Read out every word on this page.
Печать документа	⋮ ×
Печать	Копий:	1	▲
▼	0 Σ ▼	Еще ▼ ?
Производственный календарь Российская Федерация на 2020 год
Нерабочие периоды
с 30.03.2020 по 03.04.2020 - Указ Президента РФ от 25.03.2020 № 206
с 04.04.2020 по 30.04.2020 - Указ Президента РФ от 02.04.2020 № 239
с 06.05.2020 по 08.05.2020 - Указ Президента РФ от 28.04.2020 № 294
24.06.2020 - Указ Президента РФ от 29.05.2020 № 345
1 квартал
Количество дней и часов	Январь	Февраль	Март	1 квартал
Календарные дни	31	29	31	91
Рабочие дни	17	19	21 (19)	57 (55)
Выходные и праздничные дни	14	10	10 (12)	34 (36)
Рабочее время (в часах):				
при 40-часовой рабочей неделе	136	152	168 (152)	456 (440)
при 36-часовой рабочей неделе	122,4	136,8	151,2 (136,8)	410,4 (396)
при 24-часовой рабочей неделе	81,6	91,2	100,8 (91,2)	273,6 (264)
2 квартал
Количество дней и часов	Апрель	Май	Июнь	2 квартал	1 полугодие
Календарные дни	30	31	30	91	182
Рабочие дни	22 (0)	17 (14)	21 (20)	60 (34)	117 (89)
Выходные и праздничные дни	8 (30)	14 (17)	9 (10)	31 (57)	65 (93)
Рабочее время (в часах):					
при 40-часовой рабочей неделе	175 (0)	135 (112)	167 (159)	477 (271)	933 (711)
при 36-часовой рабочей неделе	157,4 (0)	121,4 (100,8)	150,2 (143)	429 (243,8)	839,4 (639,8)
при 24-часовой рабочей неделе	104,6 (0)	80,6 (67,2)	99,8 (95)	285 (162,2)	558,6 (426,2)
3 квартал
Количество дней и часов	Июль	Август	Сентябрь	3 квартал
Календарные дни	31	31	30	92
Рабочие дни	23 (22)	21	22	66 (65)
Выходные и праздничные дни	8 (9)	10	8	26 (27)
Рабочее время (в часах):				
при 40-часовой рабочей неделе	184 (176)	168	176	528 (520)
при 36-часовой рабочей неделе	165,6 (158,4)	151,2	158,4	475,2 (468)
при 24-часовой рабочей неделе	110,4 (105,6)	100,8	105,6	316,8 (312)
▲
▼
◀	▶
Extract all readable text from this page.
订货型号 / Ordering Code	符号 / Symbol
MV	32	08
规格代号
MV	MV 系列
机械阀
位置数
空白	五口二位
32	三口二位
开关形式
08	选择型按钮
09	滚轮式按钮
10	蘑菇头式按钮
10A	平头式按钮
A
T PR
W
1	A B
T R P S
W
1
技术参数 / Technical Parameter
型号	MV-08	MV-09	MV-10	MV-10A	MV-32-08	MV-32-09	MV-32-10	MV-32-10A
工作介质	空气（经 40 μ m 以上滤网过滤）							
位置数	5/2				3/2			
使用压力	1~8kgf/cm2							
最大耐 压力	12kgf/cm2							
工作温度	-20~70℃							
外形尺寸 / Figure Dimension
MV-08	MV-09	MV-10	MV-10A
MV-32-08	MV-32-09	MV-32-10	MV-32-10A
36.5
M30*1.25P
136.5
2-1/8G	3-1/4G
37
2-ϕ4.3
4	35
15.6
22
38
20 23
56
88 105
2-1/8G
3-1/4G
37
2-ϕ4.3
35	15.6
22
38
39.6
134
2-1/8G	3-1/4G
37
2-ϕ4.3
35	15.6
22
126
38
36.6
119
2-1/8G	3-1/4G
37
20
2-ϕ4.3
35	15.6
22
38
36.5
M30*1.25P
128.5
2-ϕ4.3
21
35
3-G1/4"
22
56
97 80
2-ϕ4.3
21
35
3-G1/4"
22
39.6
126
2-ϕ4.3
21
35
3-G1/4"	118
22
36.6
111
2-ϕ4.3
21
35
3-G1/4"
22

══════════════════════════════

Reproduce the material above exactly; please quote every line of it.

Read out every word on this page.
Печать документа	⋮ ×
Печать	Копий:	1	▲
▼	0 Σ ▼	Еще ▼ ?
Производственный календарь Российская Федерация на 2020 год
Нерабочие периоды
с 30.03.2020 по 03.04.2020 - Указ Президента РФ от 25.03.2020 № 206
с 04.04.2020 по 30.04.2020 - Указ Президента РФ от 02.04.2020 № 239
с 06.05.2020 по 08.05.2020 - Указ Президента РФ от 28.04.2020 № 294
24.06.2020 - Указ Президента РФ от 29.05.2020 № 345
1 квартал
Количество дней и часов	Январь	Февраль	Март	1 квартал
Календарные дни	31	29	31	91
Рабочие дни	17	19	21 (19)	57 (55)
Выходные и праздничные дни	14	10	10 (12)	34 (36)
Рабочее время (в часах):				
при 40-часовой рабочей неделе	136	152	168 (152)	456 (440)
при 36-часовой рабочей неделе	122,4	136,8	151,2 (136,8)	410,4 (396)
при 24-часовой рабочей неделе	81,6	91,2	100,8 (91,2)	273,6 (264)
2 квартал
Количество дней и часов	Апрель	Май	Июнь	2 квартал	1 полугодие
Календарные дни	30	31	30	91	182
Рабочие дни	22 (0)	17 (14)	21 (20)	60 (34)	117 (89)
Выходные и праздничные дни	8 (30)	14 (17)	9 (10)	31 (57)	65 (93)
Рабочее время (в часах):					
при 40-часовой рабочей неделе	175 (0)	135 (112)	167 (159)	477 (271)	933 (711)
при 36-часовой рабочей неделе	157,4 (0)	121,4 (100,8)	150,2 (143)	429 (243,8)	839,4 (639,8)
при 24-часовой рабочей неделе	104,6 (0)	80,6 (67,2)	99,8 (95)	285 (162,2)	558,6 (426,2)
3 квартал
Количество дней и часов	Июль	Август	Сентябрь	3 квартал
Календарные дни	31	31	30	92
Рабочие дни	23 (22)	21	22	66 (65)
Выходные и праздничные дни	8 (9)	10	8	26 (27)
Рабочее время (в часах):				
при 40-часовой рабочей неделе	184 (176)	168	176	528 (520)
при 36-часовой рабочей неделе	165,6 (158,4)	151,2	158,4	475,2 (468)
при 24-часовой рабочей неделе	110,4 (105,6)	100,8	105,6	316,8 (312)
▲
▼
◀	▶
Extract all readable text from this page.
订货型号 / Ordering Code	符号 / Symbol
MV	32	08
规格代号
MV	MV 系列
机械阀
位置数
空白	五口二位
32	三口二位
开关形式
08	选择型按钮
09	滚轮式按钮
10	蘑菇头式按钮
10A	平头式按钮
A
T PR
W
1	A B
T R P S
W
1
技术参数 / Technical Parameter
型号	MV-08	MV-09	MV-10	MV-10A	MV-32-08	MV-32-09	MV-32-10	MV-32-10A
工作介质	空气（经 40 μ m 以上滤网过滤）							
位置数	5/2				3/2			
使用压力	1~8kgf/cm2							
最大耐 压力	12kgf/cm2							
工作温度	-20~70℃							
外形尺寸 / Figure Dimension
MV-08	MV-09	MV-10	MV-10A
MV-32-08	MV-32-09	MV-32-10	MV-32-10A
36.5
M30*1.25P
136.5
2-1/8G	3-1/4G
37
2-ϕ4.3
4	35
15.6
22
38
20 23
56
88 105
2-1/8G
3-1/4G
37
2-ϕ4.3
35	15.6
22
38
39.6
134
2-1/8G	3-1/4G
37
2-ϕ4.3
35	15.6
22
126
38
36.6
119
2-1/8G	3-1/4G
37
20
2-ϕ4.3
35	15.6
22
38
36.5
M30*1.25P
128.5
2-ϕ4.3
21
35
3-G1/4"
22
56
97 80
2-ϕ4.3
21
35
3-G1/4"
22
39.6
126
2-ϕ4.3
21
35
3-G1/4"	118
22
36.6
111
2-ϕ4.3
21
35
3-G1/4"
22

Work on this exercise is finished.